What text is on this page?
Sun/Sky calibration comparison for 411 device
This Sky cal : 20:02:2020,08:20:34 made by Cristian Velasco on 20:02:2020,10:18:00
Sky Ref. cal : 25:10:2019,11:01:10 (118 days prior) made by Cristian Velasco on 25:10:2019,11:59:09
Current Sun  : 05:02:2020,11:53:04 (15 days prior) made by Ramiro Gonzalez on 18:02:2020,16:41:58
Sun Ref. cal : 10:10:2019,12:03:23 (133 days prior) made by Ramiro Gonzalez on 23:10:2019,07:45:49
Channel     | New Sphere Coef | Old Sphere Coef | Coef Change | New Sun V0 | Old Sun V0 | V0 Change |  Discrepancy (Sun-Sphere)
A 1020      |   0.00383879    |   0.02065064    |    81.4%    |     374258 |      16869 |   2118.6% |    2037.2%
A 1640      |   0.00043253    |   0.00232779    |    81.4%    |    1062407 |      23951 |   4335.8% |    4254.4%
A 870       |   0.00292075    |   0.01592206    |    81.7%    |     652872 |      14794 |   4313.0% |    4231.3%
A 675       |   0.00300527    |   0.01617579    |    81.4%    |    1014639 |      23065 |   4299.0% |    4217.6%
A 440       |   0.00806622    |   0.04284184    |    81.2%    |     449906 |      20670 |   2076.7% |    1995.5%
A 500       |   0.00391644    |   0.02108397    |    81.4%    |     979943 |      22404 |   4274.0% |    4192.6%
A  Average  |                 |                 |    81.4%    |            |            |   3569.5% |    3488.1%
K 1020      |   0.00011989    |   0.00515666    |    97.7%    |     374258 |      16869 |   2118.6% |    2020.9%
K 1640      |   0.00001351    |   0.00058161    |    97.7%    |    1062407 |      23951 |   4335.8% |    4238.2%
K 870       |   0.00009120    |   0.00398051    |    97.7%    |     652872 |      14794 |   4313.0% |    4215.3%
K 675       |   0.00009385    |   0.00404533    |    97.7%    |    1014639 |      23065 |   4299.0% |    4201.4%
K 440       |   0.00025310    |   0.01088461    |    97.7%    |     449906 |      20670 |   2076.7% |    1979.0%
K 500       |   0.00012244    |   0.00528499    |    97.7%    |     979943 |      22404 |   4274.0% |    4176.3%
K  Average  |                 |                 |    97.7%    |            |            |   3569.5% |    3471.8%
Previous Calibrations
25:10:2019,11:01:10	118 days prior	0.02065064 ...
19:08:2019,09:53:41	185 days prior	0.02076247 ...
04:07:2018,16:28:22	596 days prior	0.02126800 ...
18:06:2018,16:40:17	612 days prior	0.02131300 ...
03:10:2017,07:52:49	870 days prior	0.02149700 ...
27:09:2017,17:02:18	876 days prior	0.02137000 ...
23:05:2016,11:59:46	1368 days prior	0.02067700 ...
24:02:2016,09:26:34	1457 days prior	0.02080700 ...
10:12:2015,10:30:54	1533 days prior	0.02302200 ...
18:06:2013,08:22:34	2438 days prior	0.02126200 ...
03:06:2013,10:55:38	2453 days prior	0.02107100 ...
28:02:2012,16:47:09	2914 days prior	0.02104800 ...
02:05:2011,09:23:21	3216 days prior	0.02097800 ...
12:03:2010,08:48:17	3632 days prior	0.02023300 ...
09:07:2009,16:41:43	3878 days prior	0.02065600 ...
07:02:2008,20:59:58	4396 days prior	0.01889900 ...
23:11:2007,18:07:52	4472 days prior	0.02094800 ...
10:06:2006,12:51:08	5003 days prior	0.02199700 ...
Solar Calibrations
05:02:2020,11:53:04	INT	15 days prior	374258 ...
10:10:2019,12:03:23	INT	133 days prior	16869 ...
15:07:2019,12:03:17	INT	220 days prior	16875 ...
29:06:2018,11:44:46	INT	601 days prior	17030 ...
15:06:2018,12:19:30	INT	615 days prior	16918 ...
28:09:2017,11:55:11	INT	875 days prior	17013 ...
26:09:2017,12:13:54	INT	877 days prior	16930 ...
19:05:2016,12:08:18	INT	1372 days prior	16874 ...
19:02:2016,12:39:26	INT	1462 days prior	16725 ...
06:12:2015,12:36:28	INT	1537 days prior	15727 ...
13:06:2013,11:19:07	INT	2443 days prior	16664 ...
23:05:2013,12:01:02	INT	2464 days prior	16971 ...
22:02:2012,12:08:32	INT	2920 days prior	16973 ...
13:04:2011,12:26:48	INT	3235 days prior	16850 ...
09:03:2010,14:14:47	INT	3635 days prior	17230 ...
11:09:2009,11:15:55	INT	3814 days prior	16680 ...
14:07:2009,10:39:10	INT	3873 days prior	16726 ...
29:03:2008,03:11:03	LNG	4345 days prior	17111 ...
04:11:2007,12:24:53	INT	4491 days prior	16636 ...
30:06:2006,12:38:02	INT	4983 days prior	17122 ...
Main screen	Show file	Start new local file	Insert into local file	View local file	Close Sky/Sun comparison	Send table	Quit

....

§ What the exercise asks
Print the material verbatim, all of it.

§ Solution
What text is on this page?
Sun/Sky calibration comparison for 411 device
This Sky cal : 20:02:2020,08:20:34 made by Cristian Velasco on 20:02:2020,10:18:00
Sky Ref. cal : 25:10:2019,11:01:10 (118 days prior) made by Cristian Velasco on 25:10:2019,11:59:09
Current Sun  : 05:02:2020,11:53:04 (15 days prior) made by Ramiro Gonzalez on 18:02:2020,16:41:58
Sun Ref. cal : 10:10:2019,12:03:23 (133 days prior) made by Ramiro Gonzalez on 23:10:2019,07:45:49
Channel     | New Sphere Coef | Old Sphere Coef | Coef Change | New Sun V0 | Old Sun V0 | V0 Change |  Discrepancy (Sun-Sphere)
A 1020      |   0.00383879    |   0.02065064    |    81.4%    |     374258 |      16869 |   2118.6% |    2037.2%
A 1640      |   0.00043253    |   0.00232779    |    81.4%    |    1062407 |      23951 |   4335.8% |    4254.4%
A 870       |   0.00292075    |   0.01592206    |    81.7%    |     652872 |      14794 |   4313.0% |    4231.3%
A 675       |   0.00300527    |   0.01617579    |    81.4%    |    1014639 |      23065 |   4299.0% |    4217.6%
A 440       |   0.00806622    |   0.04284184    |    81.2%    |     449906 |      20670 |   2076.7% |    1995.5%
A 500       |   0.00391644    |   0.02108397    |    81.4%    |     979943 |      22404 |   4274.0% |    4192.6%
A  Average  |                 |                 |    81.4%    |            |            |   3569.5% |    3488.1%
K 1020      |   0.00011989    |   0.00515666    |    97.7%    |     374258 |      16869 |   2118.6% |    2020.9%
K 1640      |   0.00001351    |   0.00058161    |    97.7%    |    1062407 |      23951 |   4335.8% |    4238.2%
K 870       |   0.00009120    |   0.00398051    |    97.7%    |     652872 |      14794 |   4313.0% |    4215.3%
K 675       |   0.00009385    |   0.00404533    |    97.7%    |    1014639 |      23065 |   4299.0% |    4201.4%
K 440       |   0.00025310    |   0.01088461    |    97.7%    |     449906 |      20670 |   2076.7% |    1979.0%
K 500       |   0.00012244    |   0.00528499    |    97.7%    |     979943 |      22404 |   4274.0% |    4176.3%
K  Average  |                 |                 |    97.7%    |            |            |   3569.5% |    3471.8%
Previous Calibrations
25:10:2019,11:01:10	118 days prior	0.02065064 ...
19:08:2019,09:53:41	185 days prior	0.02076247 ...
04:07:2018,16:28:22	596 days prior	0.02126800 ...
18:06:2018,16:40:17	612 days prior	0.02131300 ...
03:10:2017,07:52:49	870 days prior	0.02149700 ...
27:09:2017,17:02:18	876 days prior	0.02137000 ...
23:05:2016,11:59:46	1368 days prior	0.02067700 ...
24:02:2016,09:26:34	1457 days prior	0.02080700 ...
10:12:2015,10:30:54	1533 days prior	0.02302200 ...
18:06:2013,08:22:34	2438 days prior	0.02126200 ...
03:06:2013,10:55:38	2453 days prior	0.02107100 ...
28:02:2012,16:47:09	2914 days prior	0.02104800 ...
02:05:2011,09:23:21	3216 days prior	0.02097800 ...
12:03:2010,08:48:17	3632 days prior	0.02023300 ...
09:07:2009,16:41:43	3878 days prior	0.02065600 ...
07:02:2008,20:59:58	4396 days prior	0.01889900 ...
23:11:2007,18:07:52	4472 days prior	0.02094800 ...
10:06:2006,12:51:08	5003 days prior	0.02199700 ...
Solar Calibrations
05:02:2020,11:53:04	INT	15 days prior	374258 ...
10:10:2019,12:03:23	INT	133 days prior	16869 ...
15:07:2019,12:03:17	INT	220 days prior	16875 ...
29:06:2018,11:44:46	INT	601 days prior	17030 ...
15:06:2018,12:19:30	INT	615 days prior	16918 ...
28:09:2017,11:55:11	INT	875 days prior	17013 ...
26:09:2017,12:13:54	INT	877 days prior	16930 ...
19:05:2016,12:08:18	INT	1372 days prior	16874 ...
19:02:2016,12:39:26	INT	1462 days prior	16725 ...
06:12:2015,12:36:28	INT	1537 days prior	15727 ...
13:06:2013,11:19:07	INT	2443 days prior	16664 ...
23:05:2013,12:01:02	INT	2464 days prior	16971 ...
22:02:2012,12:08:32	INT	2920 days prior	16973 ...
13:04:2011,12:26:48	INT	3235 days prior	16850 ...
09:03:2010,14:14:47	INT	3635 days prior	17230 ...
11:09:2009,11:15:55	INT	3814 days prior	16680 ...
14:07:2009,10:39:10	INT	3873 days prior	16726 ...
29:03:2008,03:11:03	LNG	4345 days prior	17111 ...
04:11:2007,12:24:53	INT	4491 days prior	16636 ...
30:06:2006,12:38:02	INT	4983 days prior	17122 ...
Main screen	Show file	Start new local file	Insert into local file	View local file	Close Sky/Sun comparison	Send table	Quit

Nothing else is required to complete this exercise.